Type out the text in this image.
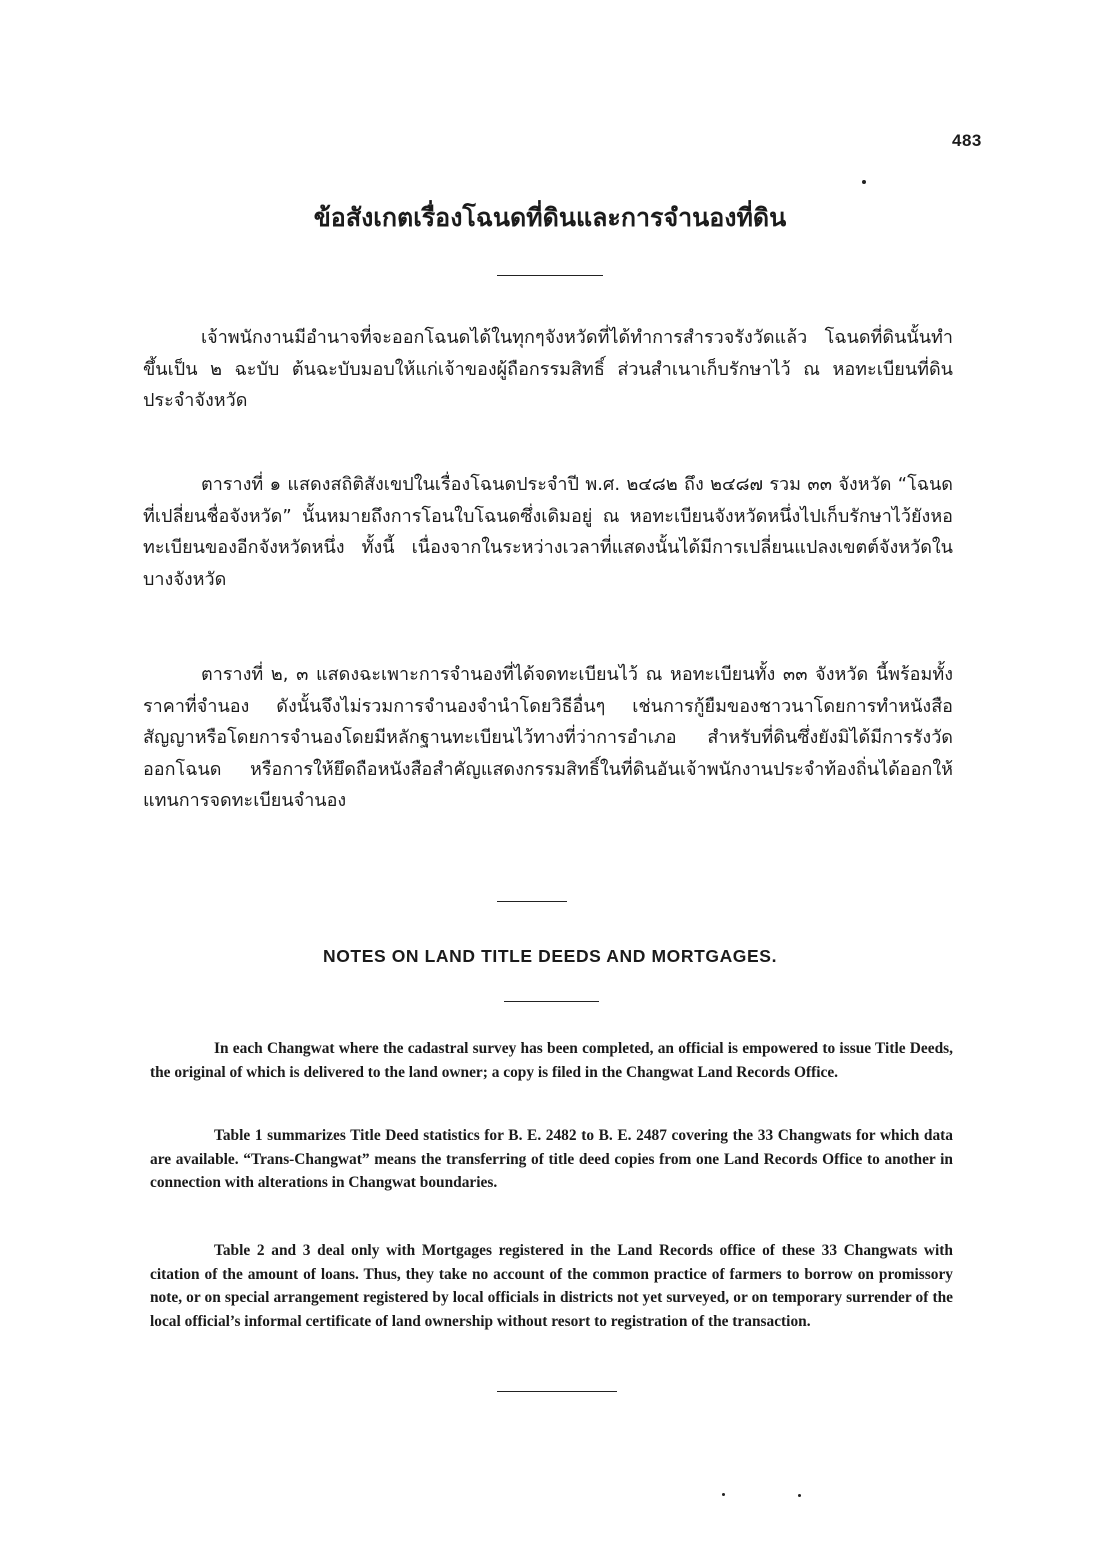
483
ข้อสังเกตเรื่องโฉนดที่ดินและการจำนองที่ดิน

เจ้าพนักงานมีอำนาจที่จะออกโฉนดได้ในทุกๆจังหวัดที่ได้ทำการสำรวจรังวัดแล้ว โฉนดที่ดินนั้นทำขึ้นเป็น ๒ ฉะบับ ต้นฉะบับมอบให้แก่เจ้าของผู้ถือกรรมสิทธิ์ ส่วนสำเนาเก็บรักษาไว้ ณ หอทะเบียนที่ดินประจำจังหวัด

ตารางที่ ๑ แสดงสถิติสังเขปในเรื่องโฉนดประจำปี พ.ศ. ๒๔๘๒ ถึง ๒๔๘๗ รวม ๓๓ จังหวัด “โฉนดที่เปลี่ยนชื่อจังหวัด” นั้นหมายถึงการโอนใบโฉนดซึ่งเดิมอยู่ ณ หอทะเบียนจังหวัดหนึ่งไปเก็บรักษาไว้ยังหอทะเบียนของอีกจังหวัดหนึ่ง ทั้งนี้ เนื่องจากในระหว่างเวลาที่แสดงนั้นได้มีการเปลี่ยนแปลงเขตต์จังหวัดในบางจังหวัด

ตารางที่ ๒, ๓ แสดงฉะเพาะการจำนองที่ได้จดทะเบียนไว้ ณ หอทะเบียนทั้ง ๓๓ จังหวัด นี้พร้อมทั้งราคาที่จำนอง ดังนั้นจึงไม่รวมการจำนองจำนำโดยวิธีอื่นๆ เช่นการกู้ยืมของชาวนาโดยการทำหนังสือสัญญาหรือโดยการจำนองโดยมีหลักฐานทะเบียนไว้ทางที่ว่าการอำเภอ สำหรับที่ดินซึ่งยังมิได้มีการรังวัดออกโฉนด หรือการให้ยึดถือหนังสือสำคัญแสดงกรรมสิทธิ์ในที่ดินอันเจ้าพนักงานประจำท้องถิ่นได้ออกให้แทนการจดทะเบียนจำนอง

NOTES ON LAND TITLE DEEDS AND MORTGAGES.

In each Changwat where the cadastral survey has been completed, an official is empowered to issue Title Deeds, the original of which is delivered to the land owner; a copy is filed in the Changwat Land Records Office.

Table 1 summarizes Title Deed statistics for B. E. 2482 to B. E. 2487 covering the 33 Changwats for which data are available. “Trans-Changwat” means the transferring of title deed copies from one Land Records Office to another in connection with alterations in Changwat boundaries.

Table 2 and 3 deal only with Mortgages registered in the Land Records office of these 33 Changwats with citation of the amount of loans. Thus, they take no account of the common practice of farmers to borrow on promissory note, or on special arrangement registered by local officials in districts not yet surveyed, or on temporary surrender of the local official’s informal certificate of land ownership without resort to registration of the transaction.
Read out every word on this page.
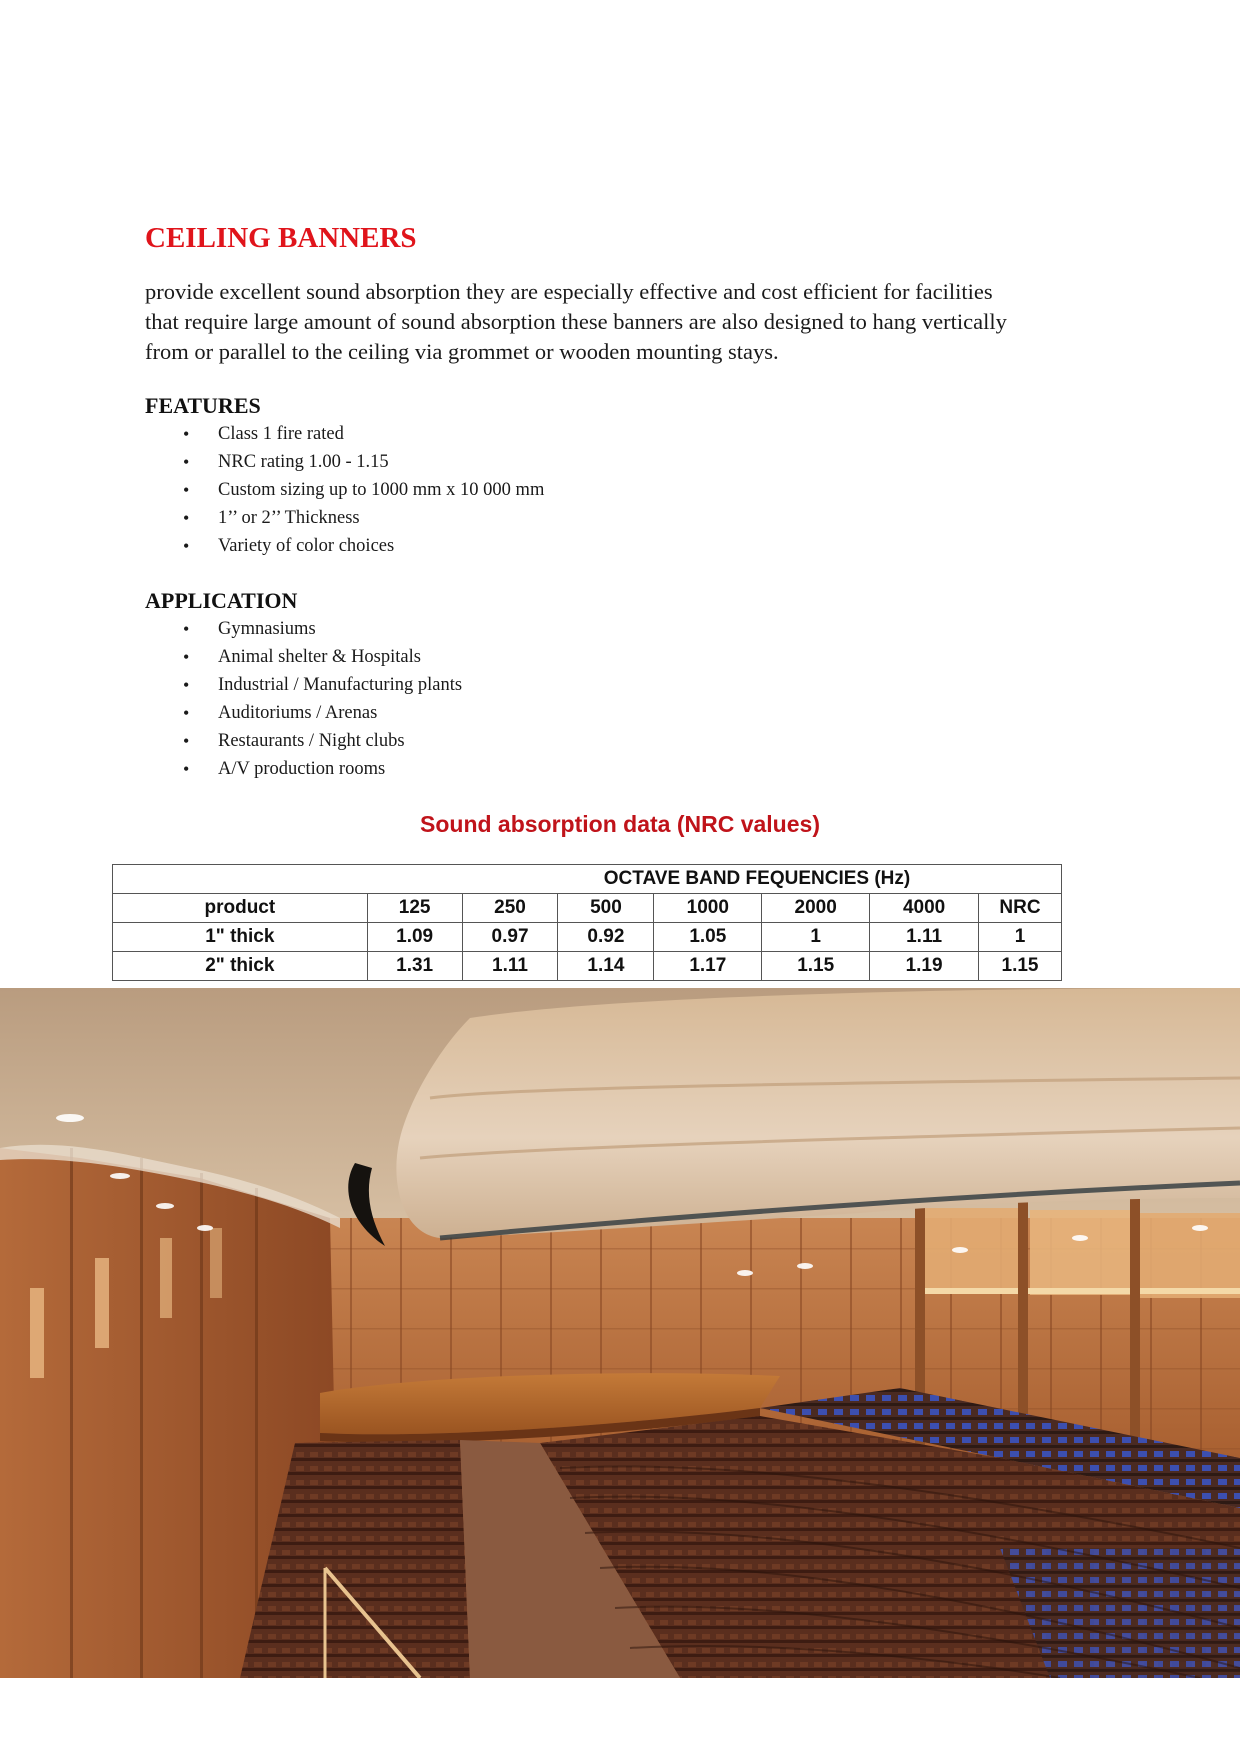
CEILING BANNERS
provide excellent sound absorption they are especially effective and cost efficient for facilities
that require large amount of sound absorption these banners are also designed to hang vertically
from or parallel to the ceiling via grommet or wooden mounting stays.
FEATURES
• Class 1 fire rated
• NRC rating 1.00 - 1.15
• Custom sizing up to 1000 mm x 10 000 mm
• 1’’ or 2’’ Thickness
• Variety of color choices
APPLICATION
• Gymnasiums
• Animal shelter & Hospitals
• Industrial / Manufacturing plants
• Auditoriums / Arenas
• Restaurants / Night clubs
• A/V production rooms
Sound absorption data (NRC values)
OCTAVE BAND FEQUENCIES (Hz)							
product	125	250	500	1000	2000	4000	NRC
1" thick	1.09	0.97	0.92	1.05	1	1.11	1
2" thick	1.31	1.11	1.14	1.17	1.15	1.19	1.15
•••••
• Task brief
Would you mind returning each entry above word for word, skipping the images?

• Result of the exercise
Type out the text in this image.
483
ข้อสังเกตเรื่องโฉนดที่ดินและการจำนองที่ดิน

เจ้าพนักงานมีอำนาจที่จะออกโฉนดได้ในทุกๆจังหวัดที่ได้ทำการสำรวจรังวัดแล้ว โฉนดที่ดินนั้นทำขึ้นเป็น ๒ ฉะบับ ต้นฉะบับมอบให้แก่เจ้าของผู้ถือกรรมสิทธิ์ ส่วนสำเนาเก็บรักษาไว้ ณ หอทะเบียนที่ดินประจำจังหวัด

ตารางที่ ๑ แสดงสถิติสังเขปในเรื่องโฉนดประจำปี พ.ศ. ๒๔๘๒ ถึง ๒๔๘๗ รวม ๓๓ จังหวัด “โฉนดที่เปลี่ยนชื่อจังหวัด” นั้นหมายถึงการโอนใบโฉนดซึ่งเดิมอยู่ ณ หอทะเบียนจังหวัดหนึ่งไปเก็บรักษาไว้ยังหอทะเบียนของอีกจังหวัดหนึ่ง ทั้งนี้ เนื่องจากในระหว่างเวลาที่แสดงนั้นได้มีการเปลี่ยนแปลงเขตต์จังหวัดในบางจังหวัด

ตารางที่ ๒, ๓ แสดงฉะเพาะการจำนองที่ได้จดทะเบียนไว้ ณ หอทะเบียนทั้ง ๓๓ จังหวัด นี้พร้อมทั้งราคาที่จำนอง ดังนั้นจึงไม่รวมการจำนองจำนำโดยวิธีอื่นๆ เช่นการกู้ยืมของชาวนาโดยการทำหนังสือสัญญาหรือโดยการจำนองโดยมีหลักฐานทะเบียนไว้ทางที่ว่าการอำเภอ สำหรับที่ดินซึ่งยังมิได้มีการรังวัดออกโฉนด หรือการให้ยึดถือหนังสือสำคัญแสดงกรรมสิทธิ์ในที่ดินอันเจ้าพนักงานประจำท้องถิ่นได้ออกให้แทนการจดทะเบียนจำนอง

NOTES ON LAND TITLE DEEDS AND MORTGAGES.

In each Changwat where the cadastral survey has been completed, an official is empowered to issue Title Deeds, the original of which is delivered to the land owner; a copy is filed in the Changwat Land Records Office.

Table 1 summarizes Title Deed statistics for B. E. 2482 to B. E. 2487 covering the 33 Changwats for which data are available. “Trans-Changwat” means the transferring of title deed copies from one Land Records Office to another in connection with alterations in Changwat boundaries.

Table 2 and 3 deal only with Mortgages registered in the Land Records office of these 33 Changwats with citation of the amount of loans. Thus, they take no account of the common practice of farmers to borrow on promissory note, or on special arrangement registered by local officials in districts not yet surveyed, or on temporary surrender of the local official’s informal certificate of land ownership without resort to registration of the transaction.
Read out every word on this page.
CEILING BANNERS
provide excellent sound absorption they are especially effective and cost efficient for facilities
that require large amount of sound absorption these banners are also designed to hang vertically
from or parallel to the ceiling via grommet or wooden mounting stays.
FEATURES
• Class 1 fire rated
• NRC rating 1.00 - 1.15
• Custom sizing up to 1000 mm x 10 000 mm
• 1’’ or 2’’ Thickness
• Variety of color choices
APPLICATION
• Gymnasiums
• Animal shelter & Hospitals
• Industrial / Manufacturing plants
• Auditoriums / Arenas
• Restaurants / Night clubs
• A/V production rooms
Sound absorption data (NRC values)
OCTAVE BAND FEQUENCIES (Hz)							
product	125	250	500	1000	2000	4000	NRC
1" thick	1.09	0.97	0.92	1.05	1	1.11	1
2" thick	1.31	1.11	1.14	1.17	1.15	1.19	1.15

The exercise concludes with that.